Exercise prompt
Extract the listing in its entirety, keeping each line identical to the original.

Extracted data

* * * *

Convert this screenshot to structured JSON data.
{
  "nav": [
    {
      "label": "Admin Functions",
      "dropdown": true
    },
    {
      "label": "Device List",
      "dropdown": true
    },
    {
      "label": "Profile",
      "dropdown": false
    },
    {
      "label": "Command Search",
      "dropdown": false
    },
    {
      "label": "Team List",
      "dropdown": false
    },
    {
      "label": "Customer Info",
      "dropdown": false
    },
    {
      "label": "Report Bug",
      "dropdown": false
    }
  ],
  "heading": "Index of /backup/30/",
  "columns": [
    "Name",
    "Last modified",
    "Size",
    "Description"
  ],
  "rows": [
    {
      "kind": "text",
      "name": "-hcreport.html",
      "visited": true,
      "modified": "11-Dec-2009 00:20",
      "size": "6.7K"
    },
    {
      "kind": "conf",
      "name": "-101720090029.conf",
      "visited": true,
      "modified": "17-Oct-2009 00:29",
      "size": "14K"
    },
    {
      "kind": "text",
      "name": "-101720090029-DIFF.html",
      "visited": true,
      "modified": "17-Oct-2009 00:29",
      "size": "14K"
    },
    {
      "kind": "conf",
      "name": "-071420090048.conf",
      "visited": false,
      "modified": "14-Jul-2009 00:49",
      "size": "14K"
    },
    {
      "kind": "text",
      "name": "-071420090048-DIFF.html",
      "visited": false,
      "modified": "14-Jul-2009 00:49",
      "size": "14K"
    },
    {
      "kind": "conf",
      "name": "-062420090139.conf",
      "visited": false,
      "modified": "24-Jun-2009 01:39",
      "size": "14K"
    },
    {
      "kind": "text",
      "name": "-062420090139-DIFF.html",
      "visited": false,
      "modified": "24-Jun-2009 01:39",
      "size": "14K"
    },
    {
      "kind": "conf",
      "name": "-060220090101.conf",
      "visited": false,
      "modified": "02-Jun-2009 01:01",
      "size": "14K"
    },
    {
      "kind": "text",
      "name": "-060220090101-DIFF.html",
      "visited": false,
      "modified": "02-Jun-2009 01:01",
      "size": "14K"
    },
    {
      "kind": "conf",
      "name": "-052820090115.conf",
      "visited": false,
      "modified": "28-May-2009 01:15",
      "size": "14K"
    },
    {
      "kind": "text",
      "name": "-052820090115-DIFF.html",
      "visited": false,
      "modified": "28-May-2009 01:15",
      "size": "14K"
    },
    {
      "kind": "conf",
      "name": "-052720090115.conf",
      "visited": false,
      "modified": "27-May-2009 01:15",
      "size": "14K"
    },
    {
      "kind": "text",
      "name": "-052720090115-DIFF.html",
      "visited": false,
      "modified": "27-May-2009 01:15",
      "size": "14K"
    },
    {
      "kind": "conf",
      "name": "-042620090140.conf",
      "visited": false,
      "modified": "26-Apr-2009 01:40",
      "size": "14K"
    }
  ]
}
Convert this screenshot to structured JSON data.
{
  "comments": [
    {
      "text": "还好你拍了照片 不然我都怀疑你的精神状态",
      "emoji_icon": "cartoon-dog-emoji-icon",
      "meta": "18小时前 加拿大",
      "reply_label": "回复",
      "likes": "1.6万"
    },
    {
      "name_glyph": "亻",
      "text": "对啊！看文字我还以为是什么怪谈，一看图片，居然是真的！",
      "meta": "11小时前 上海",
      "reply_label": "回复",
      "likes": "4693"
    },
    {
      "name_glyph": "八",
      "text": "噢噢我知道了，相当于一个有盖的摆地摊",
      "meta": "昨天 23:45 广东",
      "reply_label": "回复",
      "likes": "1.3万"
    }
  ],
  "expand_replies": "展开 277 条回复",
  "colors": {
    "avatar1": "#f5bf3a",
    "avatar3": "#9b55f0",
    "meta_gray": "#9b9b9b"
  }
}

* * * *

Final answer
Convert this screenshot to structured JSON data.
{
  "nav": [
    {
      "label": "Admin Functions",
      "dropdown": true
    },
    {
      "label": "Device List",
      "dropdown": true
    },
    {
      "label": "Profile",
      "dropdown": false
    },
    {
      "label": "Command Search",
      "dropdown": false
    },
    {
      "label": "Team List",
      "dropdown": false
    },
    {
      "label": "Customer Info",
      "dropdown": false
    },
    {
      "label": "Report Bug",
      "dropdown": false
    }
  ],
  "heading": "Index of /backup/30/",
  "columns": [
    "Name",
    "Last modified",
    "Size",
    "Description"
  ],
  "rows": [
    {
      "kind": "text",
      "name": "-hcreport.html",
      "visited": true,
      "modified": "11-Dec-2009 00:20",
      "size": "6.7K"
    },
    {
      "kind": "conf",
      "name": "-101720090029.conf",
      "visited": true,
      "modified": "17-Oct-2009 00:29",
      "size": "14K"
    },
    {
      "kind": "text",
      "name": "-101720090029-DIFF.html",
      "visited": true,
      "modified": "17-Oct-2009 00:29",
      "size": "14K"
    },
    {
      "kind": "conf",
      "name": "-071420090048.conf",
      "visited": false,
      "modified": "14-Jul-2009 00:49",
      "size": "14K"
    },
    {
      "kind": "text",
      "name": "-071420090048-DIFF.html",
      "visited": false,
      "modified": "14-Jul-2009 00:49",
      "size": "14K"
    },
    {
      "kind": "conf",
      "name": "-062420090139.conf",
      "visited": false,
      "modified": "24-Jun-2009 01:39",
      "size": "14K"
    },
    {
      "kind": "text",
      "name": "-062420090139-DIFF.html",
      "visited": false,
      "modified": "24-Jun-2009 01:39",
      "size": "14K"
    },
    {
      "kind": "conf",
      "name": "-060220090101.conf",
      "visited": false,
      "modified": "02-Jun-2009 01:01",
      "size": "14K"
    },
    {
      "kind": "text",
      "name": "-060220090101-DIFF.html",
      "visited": false,
      "modified": "02-Jun-2009 01:01",
      "size": "14K"
    },
    {
      "kind": "conf",
      "name": "-052820090115.conf",
      "visited": false,
      "modified": "28-May-2009 01:15",
      "size": "14K"
    },
    {
      "kind": "text",
      "name": "-052820090115-DIFF.html",
      "visited": false,
      "modified": "28-May-2009 01:15",
      "size": "14K"
    },
    {
      "kind": "conf",
      "name": "-052720090115.conf",
      "visited": false,
      "modified": "27-May-2009 01:15",
      "size": "14K"
    },
    {
      "kind": "text",
      "name": "-052720090115-DIFF.html",
      "visited": false,
      "modified": "27-May-2009 01:15",
      "size": "14K"
    },
    {
      "kind": "conf",
      "name": "-042620090140.conf",
      "visited": false,
      "modified": "26-Apr-2009 01:40",
      "size": "14K"
    }
  ]
}
Convert this screenshot to structured JSON data.
{
  "comments": [
    {
      "text": "还好你拍了照片 不然我都怀疑你的精神状态",
      "emoji_icon": "cartoon-dog-emoji-icon",
      "meta": "18小时前 加拿大",
      "reply_label": "回复",
      "likes": "1.6万"
    },
    {
      "name_glyph": "亻",
      "text": "对啊！看文字我还以为是什么怪谈，一看图片，居然是真的！",
      "meta": "11小时前 上海",
      "reply_label": "回复",
      "likes": "4693"
    },
    {
      "name_glyph": "八",
      "text": "噢噢我知道了，相当于一个有盖的摆地摊",
      "meta": "昨天 23:45 广东",
      "reply_label": "回复",
      "likes": "1.3万"
    }
  ],
  "expand_replies": "展开 277 条回复",
  "colors": {
    "avatar1": "#f5bf3a",
    "avatar3": "#9b55f0",
    "meta_gray": "#9b9b9b"
  }
}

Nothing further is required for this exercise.